→ WRITTEN INSTRUCTION
Which lines below hold the word "cart"? Report each one.

--- BEGIN ---

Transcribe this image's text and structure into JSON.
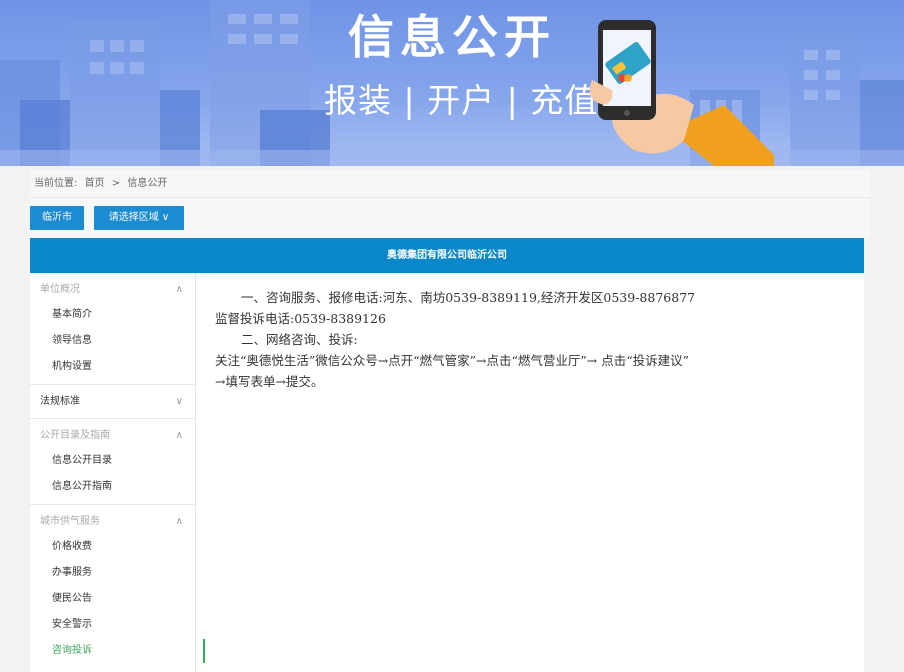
{
  "banner": {
    "title": "信息公开",
    "subtitle": "报装 | 开户 | 充值",
    "colors": {
      "sky": "#7a9be8",
      "building": "#5f84d8",
      "sleeve": "#f1a01e"
    }
  },
  "breadcrumb": {
    "prefix": "当前位置:",
    "home": "首页",
    "separator": ">",
    "current": "信息公开"
  },
  "toolbar": {
    "city_button": "临沂市",
    "region_button": "请选择区域 ∨"
  },
  "company": {
    "name": "奥德集团有限公司临沂公司"
  },
  "sidebar": {
    "sections": [
      {
        "label": "单位概况",
        "arrow": "∧",
        "items": [
          "基本简介",
          "领导信息",
          "机构设置"
        ]
      },
      {
        "label": "法规标准",
        "arrow": "∨",
        "items": []
      },
      {
        "label": "公开目录及指南",
        "arrow": "∧",
        "items": [
          "信息公开目录",
          "信息公开指南"
        ]
      },
      {
        "label": "城市供气服务",
        "arrow": "∧",
        "items": [
          "价格收费",
          "办事服务",
          "便民公告",
          "安全警示",
          "咨询投诉"
        ]
      }
    ]
  },
  "content": {
    "lines": [
      "一、咨询服务、报修电话:河东、南坊0539-8389119,经济开发区0539-8876877",
      "监督投诉电话:0539-8389126",
      "二、网络咨询、投诉:",
      "关注“奥德悦生活”微信公众号→点开“燃气管家”→点击“燃气营业厅”→ 点击“投诉建议”",
      "→填写表单→提交。"
    ]
  },
  "accent_colors": {
    "primary": "#1b8bd2",
    "active": "#3aa65a"
  }
}
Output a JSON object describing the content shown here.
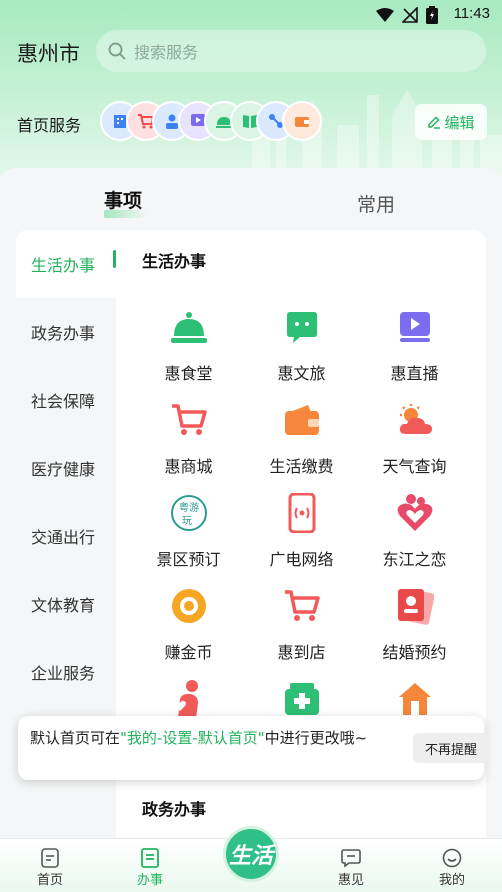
{
  "status_bar": {
    "time": "11:43"
  },
  "header": {
    "city": "惠州市",
    "search_placeholder": "搜索服务",
    "home_services_label": "首页服务",
    "edit_label": "编辑"
  },
  "tabs": {
    "items_label": "事项",
    "common_label": "常用"
  },
  "categories": [
    {
      "label": "生活办事",
      "active": true
    },
    {
      "label": "政务办事",
      "active": false
    },
    {
      "label": "社会保障",
      "active": false
    },
    {
      "label": "医疗健康",
      "active": false
    },
    {
      "label": "交通出行",
      "active": false
    },
    {
      "label": "文体教育",
      "active": false
    },
    {
      "label": "企业服务",
      "active": false
    }
  ],
  "sections": {
    "life": {
      "title": "生活办事",
      "items": [
        {
          "label": "惠食堂",
          "icon": "food-bell-icon"
        },
        {
          "label": "惠文旅",
          "icon": "chat-bubble-icon"
        },
        {
          "label": "惠直播",
          "icon": "live-play-icon"
        },
        {
          "label": "惠商城",
          "icon": "shopping-cart-icon"
        },
        {
          "label": "生活缴费",
          "icon": "wallet-icon"
        },
        {
          "label": "天气查询",
          "icon": "weather-icon"
        },
        {
          "label": "景区预订",
          "icon": "scenic-logo-icon"
        },
        {
          "label": "广电网络",
          "icon": "phone-broadcast-icon"
        },
        {
          "label": "东江之恋",
          "icon": "heart-couple-icon"
        },
        {
          "label": "赚金币",
          "icon": "coin-icon"
        },
        {
          "label": "惠到店",
          "icon": "store-cart-icon"
        },
        {
          "label": "结婚预约",
          "icon": "marriage-photo-icon"
        }
      ]
    },
    "gov": {
      "title": "政务办事"
    }
  },
  "toast": {
    "text_before": "默认首页可在",
    "text_highlight": "\"我的-设置-默认首页\"",
    "text_after": "中进行更改哦~",
    "button_label": "不再提醒"
  },
  "tabbar": {
    "home": "首页",
    "services": "办事",
    "center": "生活",
    "news": "惠见",
    "mine": "我的"
  },
  "colors": {
    "accent": "#22b35e",
    "header_green": "#a8eac1",
    "icon_green": "#2dbf74",
    "icon_purple": "#7b6cf0",
    "icon_red": "#f25a5a",
    "icon_orange": "#f5a623"
  }
}
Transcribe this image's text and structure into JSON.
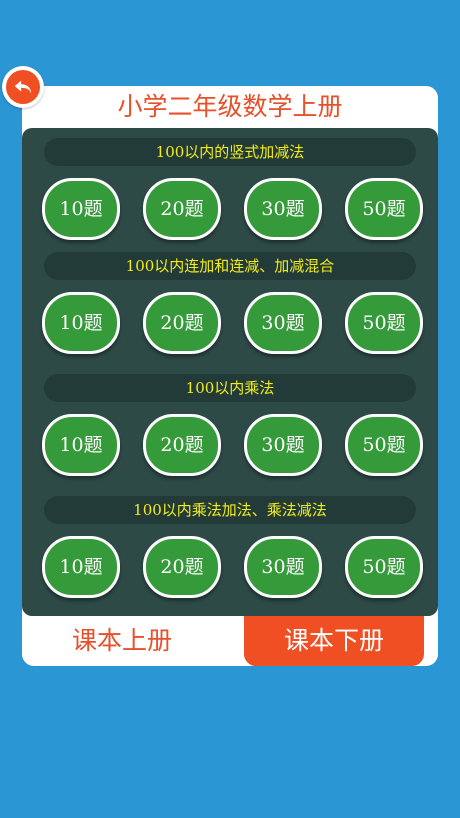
{
  "app": {
    "title": "小学二年级数学上册"
  },
  "sections": [
    {
      "title": "100以内的竖式加减法",
      "buttons": [
        "10题",
        "20题",
        "30题",
        "50题"
      ]
    },
    {
      "title": "100以内连加和连减、加减混合",
      "buttons": [
        "10题",
        "20题",
        "30题",
        "50题"
      ]
    },
    {
      "title": "100以内乘法",
      "buttons": [
        "10题",
        "20题",
        "30题",
        "50题"
      ]
    },
    {
      "title": "100以内乘法加法、乘法减法",
      "buttons": [
        "10题",
        "20题",
        "30题",
        "50题"
      ]
    }
  ],
  "tabs": {
    "upper": "课本上册",
    "lower": "课本下册",
    "selected": "lower"
  },
  "colors": {
    "background": "#2b96d4",
    "accent": "#f04e23",
    "board": "#2d4a47",
    "section_header_text": "#f3ec1c",
    "button_green": "#359a3a"
  },
  "icons": {
    "back": "back-arrow-icon"
  }
}
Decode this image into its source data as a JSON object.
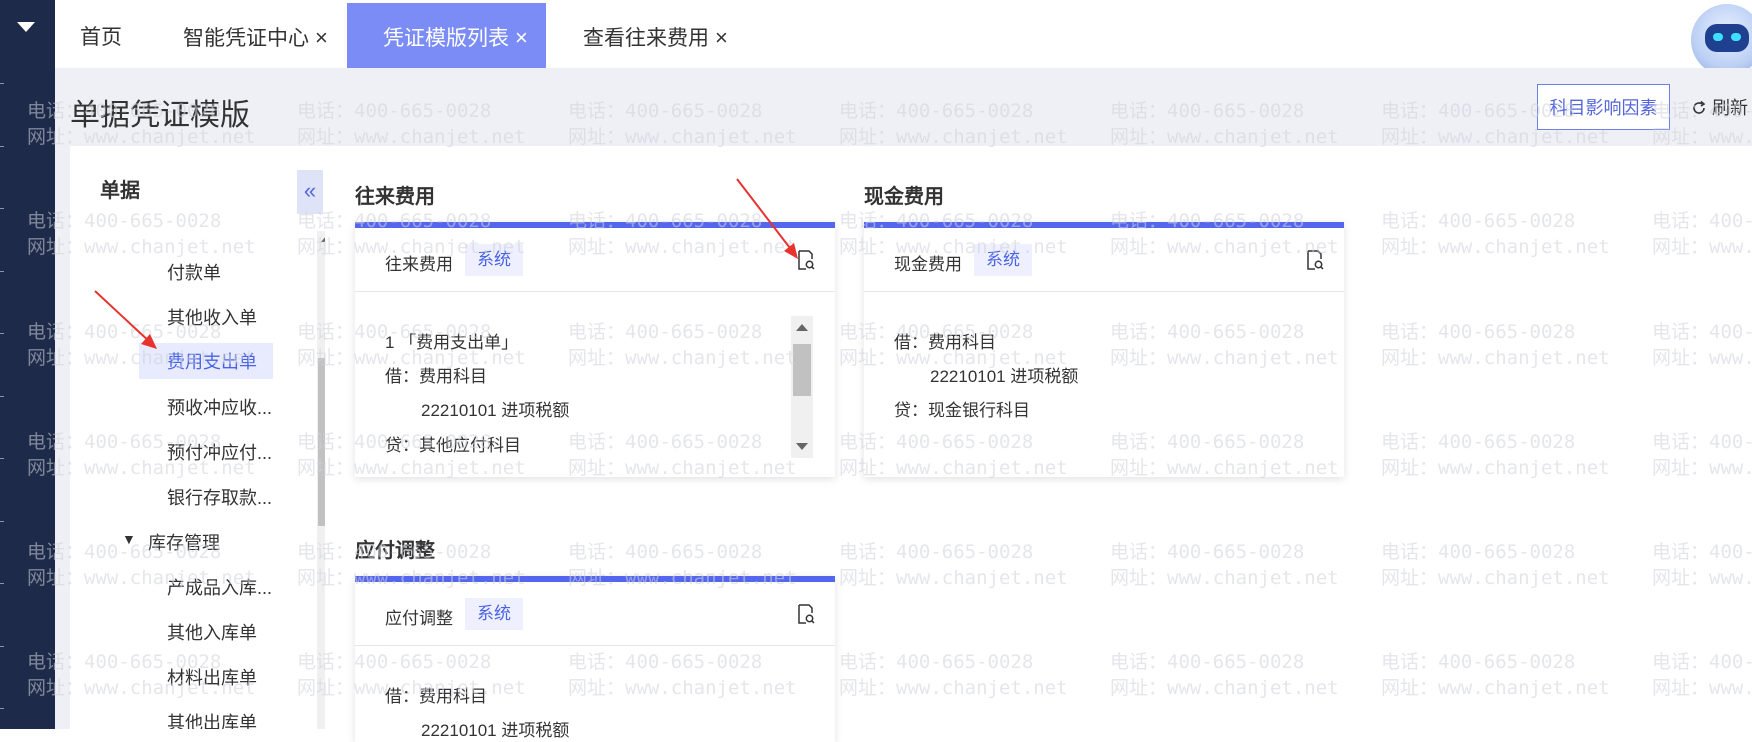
{
  "tabs": [
    {
      "label": "首页",
      "closable": false,
      "active": false
    },
    {
      "label": "智能凭证中心",
      "closable": true,
      "active": false
    },
    {
      "label": "凭证模版列表",
      "closable": true,
      "active": true
    },
    {
      "label": "查看往来费用",
      "closable": true,
      "active": false
    }
  ],
  "tab_close_glyph": "×",
  "window_close_glyph": "✕",
  "page": {
    "title": "单据凭证模版",
    "factors_button": "科目影响因素",
    "refresh_button": "刷新"
  },
  "tree": {
    "title": "单据",
    "items": [
      {
        "label": "付款单",
        "selected": false
      },
      {
        "label": "其他收入单",
        "selected": false
      },
      {
        "label": "费用支出单",
        "selected": true
      },
      {
        "label": "预收冲应收...",
        "selected": false
      },
      {
        "label": "预付冲应付...",
        "selected": false
      },
      {
        "label": "银行存取款...",
        "selected": false
      }
    ],
    "group": {
      "label": "库存管理",
      "expanded": true
    },
    "group_items": [
      {
        "label": "产成品入库..."
      },
      {
        "label": "其他入库单"
      },
      {
        "label": "材料出库单"
      },
      {
        "label": "其他出库单"
      }
    ]
  },
  "sections": [
    {
      "title": "往来费用",
      "card": {
        "name": "往来费用",
        "badge": "系统",
        "lines": [
          "1 「费用支出单」",
          "借：费用科目",
          "22210101 进项税额",
          "贷：其他应付科目"
        ]
      }
    },
    {
      "title": "现金费用",
      "card": {
        "name": "现金费用",
        "badge": "系统",
        "lines": [
          "借：费用科目",
          "22210101 进项税额",
          "贷：现金银行科目"
        ]
      }
    },
    {
      "title": "应付调整",
      "card": {
        "name": "应付调整",
        "badge": "系统",
        "lines": [
          "借：费用科目",
          "22210101 进项税额"
        ]
      }
    }
  ],
  "watermark": {
    "phone": "电话：400-665-0028",
    "site": "网址：www.chanjet.net"
  },
  "colors": {
    "accent": "#5566ee",
    "active_tab": "#7b8cf7",
    "sidebar": "#1e2a4a",
    "annotation_arrow": "#e8322d"
  }
}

--- END ---

→ SOLUTION TO THIS PROBLEM
          "icon": "shopping-cart-icon"
          "icon": "store-cart-icon"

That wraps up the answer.